begin

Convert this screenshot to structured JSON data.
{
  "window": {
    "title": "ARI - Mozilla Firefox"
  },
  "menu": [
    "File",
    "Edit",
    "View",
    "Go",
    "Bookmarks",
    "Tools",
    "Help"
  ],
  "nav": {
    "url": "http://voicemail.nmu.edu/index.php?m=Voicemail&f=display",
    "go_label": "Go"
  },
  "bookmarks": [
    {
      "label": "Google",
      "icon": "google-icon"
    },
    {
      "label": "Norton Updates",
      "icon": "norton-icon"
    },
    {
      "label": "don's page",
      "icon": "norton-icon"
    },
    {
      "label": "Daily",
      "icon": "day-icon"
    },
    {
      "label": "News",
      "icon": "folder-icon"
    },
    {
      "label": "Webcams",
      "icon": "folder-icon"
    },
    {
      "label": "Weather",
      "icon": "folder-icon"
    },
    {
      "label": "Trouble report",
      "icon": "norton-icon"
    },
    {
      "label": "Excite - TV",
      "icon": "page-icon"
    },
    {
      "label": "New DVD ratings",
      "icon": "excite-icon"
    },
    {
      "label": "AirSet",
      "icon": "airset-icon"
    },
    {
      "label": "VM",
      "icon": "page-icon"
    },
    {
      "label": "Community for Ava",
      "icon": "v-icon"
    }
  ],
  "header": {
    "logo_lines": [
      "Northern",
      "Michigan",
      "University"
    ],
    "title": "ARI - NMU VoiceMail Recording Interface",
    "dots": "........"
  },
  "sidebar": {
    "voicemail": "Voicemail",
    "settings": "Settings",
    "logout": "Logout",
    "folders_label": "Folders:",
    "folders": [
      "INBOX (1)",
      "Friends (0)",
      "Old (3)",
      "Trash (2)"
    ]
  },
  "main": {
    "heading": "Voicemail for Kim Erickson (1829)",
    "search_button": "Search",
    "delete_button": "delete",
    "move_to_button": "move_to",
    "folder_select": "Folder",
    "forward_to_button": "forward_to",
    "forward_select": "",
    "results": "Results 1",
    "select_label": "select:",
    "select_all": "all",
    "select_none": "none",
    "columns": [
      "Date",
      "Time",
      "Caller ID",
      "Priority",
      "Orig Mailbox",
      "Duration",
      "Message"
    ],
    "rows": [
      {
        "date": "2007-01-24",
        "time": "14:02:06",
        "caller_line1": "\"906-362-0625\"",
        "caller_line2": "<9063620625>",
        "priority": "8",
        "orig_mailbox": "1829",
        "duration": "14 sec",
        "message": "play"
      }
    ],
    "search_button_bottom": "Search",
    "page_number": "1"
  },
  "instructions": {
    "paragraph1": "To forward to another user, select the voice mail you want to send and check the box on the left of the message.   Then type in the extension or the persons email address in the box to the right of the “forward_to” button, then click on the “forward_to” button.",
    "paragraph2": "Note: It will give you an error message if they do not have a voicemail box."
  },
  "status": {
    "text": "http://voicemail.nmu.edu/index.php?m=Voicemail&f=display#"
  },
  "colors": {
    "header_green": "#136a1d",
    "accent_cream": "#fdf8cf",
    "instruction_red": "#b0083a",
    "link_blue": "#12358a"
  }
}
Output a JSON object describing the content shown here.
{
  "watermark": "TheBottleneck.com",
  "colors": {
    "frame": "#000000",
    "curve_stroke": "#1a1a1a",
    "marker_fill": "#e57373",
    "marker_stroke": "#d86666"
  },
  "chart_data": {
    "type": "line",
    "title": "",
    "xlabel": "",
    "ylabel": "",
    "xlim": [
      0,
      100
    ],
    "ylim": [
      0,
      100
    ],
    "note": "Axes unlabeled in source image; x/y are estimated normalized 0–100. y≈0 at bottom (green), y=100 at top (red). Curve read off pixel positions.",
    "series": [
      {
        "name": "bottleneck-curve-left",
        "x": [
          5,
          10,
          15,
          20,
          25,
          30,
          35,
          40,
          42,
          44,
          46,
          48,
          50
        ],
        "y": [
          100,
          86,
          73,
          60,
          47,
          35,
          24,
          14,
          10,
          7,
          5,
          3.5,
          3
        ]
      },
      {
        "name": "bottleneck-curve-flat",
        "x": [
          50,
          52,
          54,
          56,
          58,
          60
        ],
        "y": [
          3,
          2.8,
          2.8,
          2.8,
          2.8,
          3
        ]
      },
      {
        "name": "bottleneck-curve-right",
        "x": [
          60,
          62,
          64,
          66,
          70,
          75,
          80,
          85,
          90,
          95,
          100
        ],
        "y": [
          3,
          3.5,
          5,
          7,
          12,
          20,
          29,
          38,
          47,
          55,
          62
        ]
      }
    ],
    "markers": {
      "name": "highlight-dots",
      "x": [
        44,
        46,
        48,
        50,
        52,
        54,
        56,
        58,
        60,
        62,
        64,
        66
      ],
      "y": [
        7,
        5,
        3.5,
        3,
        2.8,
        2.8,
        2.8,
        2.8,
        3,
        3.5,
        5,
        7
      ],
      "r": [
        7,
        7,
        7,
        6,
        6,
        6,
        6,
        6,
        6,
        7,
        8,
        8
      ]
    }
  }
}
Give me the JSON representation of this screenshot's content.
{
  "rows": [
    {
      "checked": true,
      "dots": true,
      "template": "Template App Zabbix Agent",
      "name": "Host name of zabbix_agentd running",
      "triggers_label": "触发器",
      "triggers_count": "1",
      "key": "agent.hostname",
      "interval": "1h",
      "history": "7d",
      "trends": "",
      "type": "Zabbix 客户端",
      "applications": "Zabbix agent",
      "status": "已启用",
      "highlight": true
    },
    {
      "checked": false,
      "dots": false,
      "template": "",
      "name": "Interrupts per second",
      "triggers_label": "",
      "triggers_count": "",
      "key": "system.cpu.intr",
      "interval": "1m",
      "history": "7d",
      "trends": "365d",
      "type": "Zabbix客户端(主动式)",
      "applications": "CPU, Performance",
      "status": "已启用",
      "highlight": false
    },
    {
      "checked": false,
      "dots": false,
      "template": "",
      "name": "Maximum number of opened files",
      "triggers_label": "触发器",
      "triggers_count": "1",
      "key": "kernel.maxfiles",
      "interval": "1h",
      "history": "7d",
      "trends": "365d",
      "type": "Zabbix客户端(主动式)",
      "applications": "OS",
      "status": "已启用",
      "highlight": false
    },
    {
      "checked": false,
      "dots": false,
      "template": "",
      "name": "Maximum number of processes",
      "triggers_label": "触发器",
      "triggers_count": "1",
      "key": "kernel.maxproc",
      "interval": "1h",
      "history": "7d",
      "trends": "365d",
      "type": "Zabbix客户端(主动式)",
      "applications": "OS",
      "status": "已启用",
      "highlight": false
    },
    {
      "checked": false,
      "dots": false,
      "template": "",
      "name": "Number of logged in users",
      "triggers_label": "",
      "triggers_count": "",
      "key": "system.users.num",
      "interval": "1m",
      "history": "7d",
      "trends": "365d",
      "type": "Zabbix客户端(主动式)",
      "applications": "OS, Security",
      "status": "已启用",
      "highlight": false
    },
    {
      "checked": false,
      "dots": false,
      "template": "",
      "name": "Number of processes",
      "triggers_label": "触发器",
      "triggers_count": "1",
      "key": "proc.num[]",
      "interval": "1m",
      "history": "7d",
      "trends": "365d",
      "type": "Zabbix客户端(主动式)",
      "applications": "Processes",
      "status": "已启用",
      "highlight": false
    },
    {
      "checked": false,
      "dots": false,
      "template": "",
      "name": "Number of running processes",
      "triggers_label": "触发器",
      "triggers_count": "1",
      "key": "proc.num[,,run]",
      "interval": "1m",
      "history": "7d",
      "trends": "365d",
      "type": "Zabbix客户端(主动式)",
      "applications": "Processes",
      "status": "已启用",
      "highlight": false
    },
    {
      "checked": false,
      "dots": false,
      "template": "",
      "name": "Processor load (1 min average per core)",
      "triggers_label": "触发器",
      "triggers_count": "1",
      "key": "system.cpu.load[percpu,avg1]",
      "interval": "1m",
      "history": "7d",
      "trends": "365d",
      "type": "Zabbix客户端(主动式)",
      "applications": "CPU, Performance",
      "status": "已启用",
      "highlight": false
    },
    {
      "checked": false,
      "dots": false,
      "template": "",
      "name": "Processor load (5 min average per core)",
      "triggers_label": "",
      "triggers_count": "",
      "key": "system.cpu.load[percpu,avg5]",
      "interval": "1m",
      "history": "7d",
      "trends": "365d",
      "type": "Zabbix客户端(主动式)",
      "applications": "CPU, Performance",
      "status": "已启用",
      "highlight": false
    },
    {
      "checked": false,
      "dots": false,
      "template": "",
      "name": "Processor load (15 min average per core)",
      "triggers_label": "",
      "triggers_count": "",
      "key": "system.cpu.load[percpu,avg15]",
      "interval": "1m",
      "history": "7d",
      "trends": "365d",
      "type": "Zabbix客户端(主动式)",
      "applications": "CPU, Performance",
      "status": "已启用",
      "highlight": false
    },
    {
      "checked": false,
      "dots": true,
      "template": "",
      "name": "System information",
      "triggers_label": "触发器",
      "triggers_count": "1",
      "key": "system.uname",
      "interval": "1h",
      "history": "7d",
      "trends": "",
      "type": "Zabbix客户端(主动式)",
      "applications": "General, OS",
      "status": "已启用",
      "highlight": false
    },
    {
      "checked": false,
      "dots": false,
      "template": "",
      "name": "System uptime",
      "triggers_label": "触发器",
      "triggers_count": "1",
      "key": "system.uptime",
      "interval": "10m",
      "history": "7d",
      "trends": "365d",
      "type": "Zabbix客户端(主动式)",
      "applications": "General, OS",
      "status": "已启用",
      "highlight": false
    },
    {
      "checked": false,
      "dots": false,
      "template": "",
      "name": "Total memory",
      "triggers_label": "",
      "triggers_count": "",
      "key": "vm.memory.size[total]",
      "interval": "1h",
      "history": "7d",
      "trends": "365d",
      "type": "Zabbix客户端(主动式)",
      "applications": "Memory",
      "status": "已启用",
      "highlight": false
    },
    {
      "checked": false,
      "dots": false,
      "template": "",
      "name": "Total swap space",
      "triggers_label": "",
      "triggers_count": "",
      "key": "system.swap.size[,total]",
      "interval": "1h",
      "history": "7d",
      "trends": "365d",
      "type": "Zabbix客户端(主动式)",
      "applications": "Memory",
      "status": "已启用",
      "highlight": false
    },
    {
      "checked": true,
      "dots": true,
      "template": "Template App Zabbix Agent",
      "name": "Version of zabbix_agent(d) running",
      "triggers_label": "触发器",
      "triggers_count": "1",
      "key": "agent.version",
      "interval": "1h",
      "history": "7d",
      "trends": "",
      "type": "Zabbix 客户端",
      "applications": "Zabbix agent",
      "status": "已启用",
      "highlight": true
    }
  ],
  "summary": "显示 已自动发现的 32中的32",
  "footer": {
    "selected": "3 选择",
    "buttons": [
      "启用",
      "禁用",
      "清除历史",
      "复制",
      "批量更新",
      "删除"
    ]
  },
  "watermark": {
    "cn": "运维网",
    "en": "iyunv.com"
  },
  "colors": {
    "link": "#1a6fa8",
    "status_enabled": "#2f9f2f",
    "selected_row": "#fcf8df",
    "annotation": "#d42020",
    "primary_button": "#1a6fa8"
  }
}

end

> Stated problem: Every line above that contains the word "watermark" should be reported.

> Answer to the task:
  "watermark": "TheBottleneck.com",
  "watermark": {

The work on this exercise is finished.